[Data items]
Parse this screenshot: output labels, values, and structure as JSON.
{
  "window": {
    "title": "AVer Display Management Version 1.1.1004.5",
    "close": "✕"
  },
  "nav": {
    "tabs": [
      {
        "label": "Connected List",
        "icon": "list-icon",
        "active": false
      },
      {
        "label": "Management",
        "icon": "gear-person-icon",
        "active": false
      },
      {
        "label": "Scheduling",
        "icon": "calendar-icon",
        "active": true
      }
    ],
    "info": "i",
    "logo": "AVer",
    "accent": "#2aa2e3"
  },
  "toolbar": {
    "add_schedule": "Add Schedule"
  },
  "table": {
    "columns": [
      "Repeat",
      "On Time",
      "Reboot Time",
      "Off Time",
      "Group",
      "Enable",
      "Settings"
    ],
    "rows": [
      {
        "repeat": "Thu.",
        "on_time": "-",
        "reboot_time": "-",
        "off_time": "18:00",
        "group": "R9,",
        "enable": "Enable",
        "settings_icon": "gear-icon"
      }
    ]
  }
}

Aim of the task: Locate all lines in the listing above with the word "AVer" and copy them.

Result for this task:
    "title": "AVer Display Management Version 1.1.1004.5",
    "logo": "AVer",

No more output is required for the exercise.